• **CHALLENGE**: Repeat the records in full and exactly, omitting pictures.

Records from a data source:
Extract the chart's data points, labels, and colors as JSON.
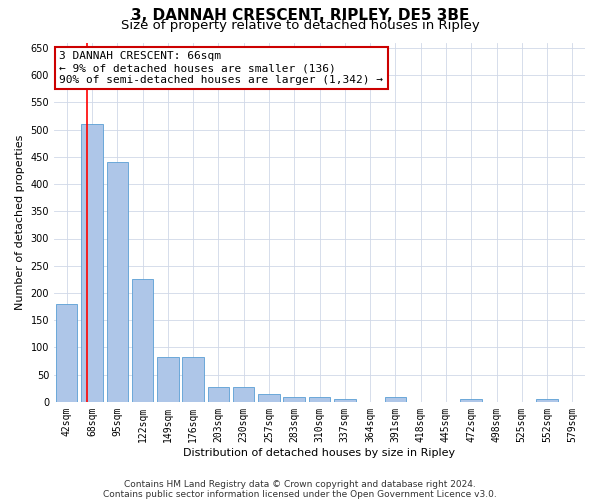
{
  "title": "3, DANNAH CRESCENT, RIPLEY, DE5 3BE",
  "subtitle": "Size of property relative to detached houses in Ripley",
  "xlabel": "Distribution of detached houses by size in Ripley",
  "ylabel": "Number of detached properties",
  "categories": [
    "42sqm",
    "68sqm",
    "95sqm",
    "122sqm",
    "149sqm",
    "176sqm",
    "203sqm",
    "230sqm",
    "257sqm",
    "283sqm",
    "310sqm",
    "337sqm",
    "364sqm",
    "391sqm",
    "418sqm",
    "445sqm",
    "472sqm",
    "498sqm",
    "525sqm",
    "552sqm",
    "579sqm"
  ],
  "values": [
    180,
    510,
    440,
    225,
    83,
    83,
    27,
    27,
    15,
    8,
    8,
    5,
    0,
    8,
    0,
    0,
    5,
    0,
    0,
    5,
    0
  ],
  "bar_color": "#aec6e8",
  "bar_edge_color": "#5a9fd4",
  "ylim": [
    0,
    660
  ],
  "yticks": [
    0,
    50,
    100,
    150,
    200,
    250,
    300,
    350,
    400,
    450,
    500,
    550,
    600,
    650
  ],
  "annotation_text": "3 DANNAH CRESCENT: 66sqm\n← 9% of detached houses are smaller (136)\n90% of semi-detached houses are larger (1,342) →",
  "footer_line1": "Contains HM Land Registry data © Crown copyright and database right 2024.",
  "footer_line2": "Contains public sector information licensed under the Open Government Licence v3.0.",
  "bg_color": "#ffffff",
  "grid_color": "#d0d8e8",
  "annotation_box_color": "#ffffff",
  "annotation_box_edge_color": "#cc0000",
  "title_fontsize": 11,
  "subtitle_fontsize": 9.5,
  "axis_label_fontsize": 8,
  "tick_fontsize": 7,
  "annotation_fontsize": 8,
  "footer_fontsize": 6.5,
  "red_line_bar_index": 0.82
}
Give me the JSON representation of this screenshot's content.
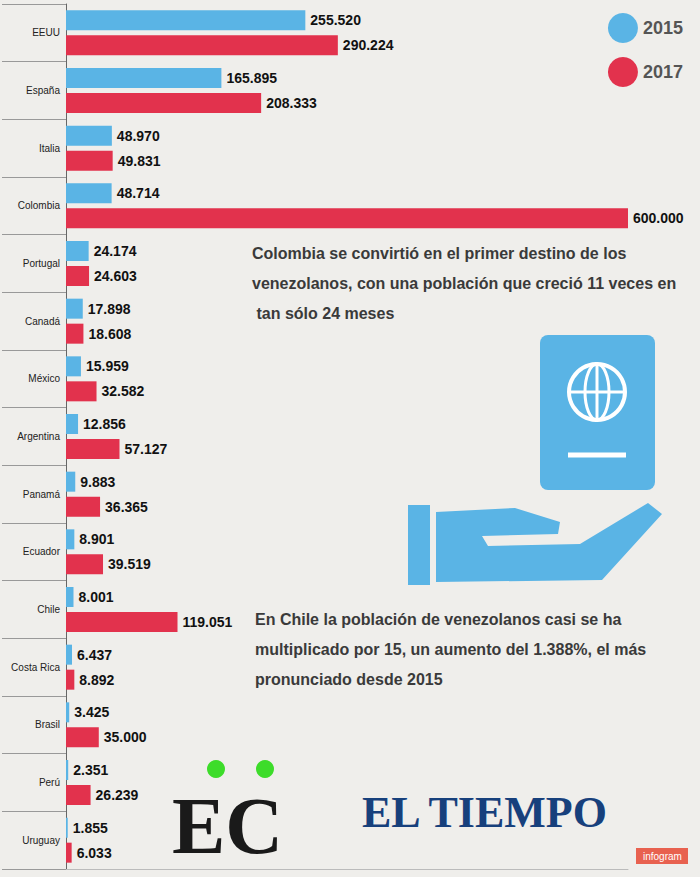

• **RESPONSE FOR THIS EXERCISE**:
Extract the chart's data points, labels, and colors as JSON.
{
  "title": "3, DANNAH CRESCENT, RIPLEY, DE5 3BE",
  "subtitle": "Size of property relative to detached houses in Ripley",
  "xlabel": "Distribution of detached houses by size in Ripley",
  "ylabel": "Number of detached properties",
  "categories": [
    "42sqm",
    "68sqm",
    "95sqm",
    "122sqm",
    "149sqm",
    "176sqm",
    "203sqm",
    "230sqm",
    "257sqm",
    "283sqm",
    "310sqm",
    "337sqm",
    "364sqm",
    "391sqm",
    "418sqm",
    "445sqm",
    "472sqm",
    "498sqm",
    "525sqm",
    "552sqm",
    "579sqm"
  ],
  "values": [
    180,
    510,
    440,
    225,
    83,
    83,
    27,
    27,
    15,
    8,
    8,
    5,
    0,
    8,
    0,
    0,
    5,
    0,
    0,
    5,
    0
  ],
  "bar_color": "#aec6e8",
  "bar_edge_color": "#5a9fd4",
  "ylim": [
    0,
    660
  ],
  "yticks": [
    0,
    50,
    100,
    150,
    200,
    250,
    300,
    350,
    400,
    450,
    500,
    550,
    600,
    650
  ],
  "annotation_text": "3 DANNAH CRESCENT: 66sqm\n← 9% of detached houses are smaller (136)\n90% of semi-detached houses are larger (1,342) →",
  "footer_line1": "Contains HM Land Registry data © Crown copyright and database right 2024.",
  "footer_line2": "Contains public sector information licensed under the Open Government Licence v3.0.",
  "bg_color": "#ffffff",
  "grid_color": "#d0d8e8",
  "annotation_box_color": "#ffffff",
  "annotation_box_edge_color": "#cc0000",
  "title_fontsize": 11,
  "subtitle_fontsize": 9.5,
  "axis_label_fontsize": 8,
  "tick_fontsize": 7,
  "annotation_fontsize": 8,
  "footer_fontsize": 6.5,
  "red_line_bar_index": 0.82
}
Give me the JSON representation of this screenshot's content.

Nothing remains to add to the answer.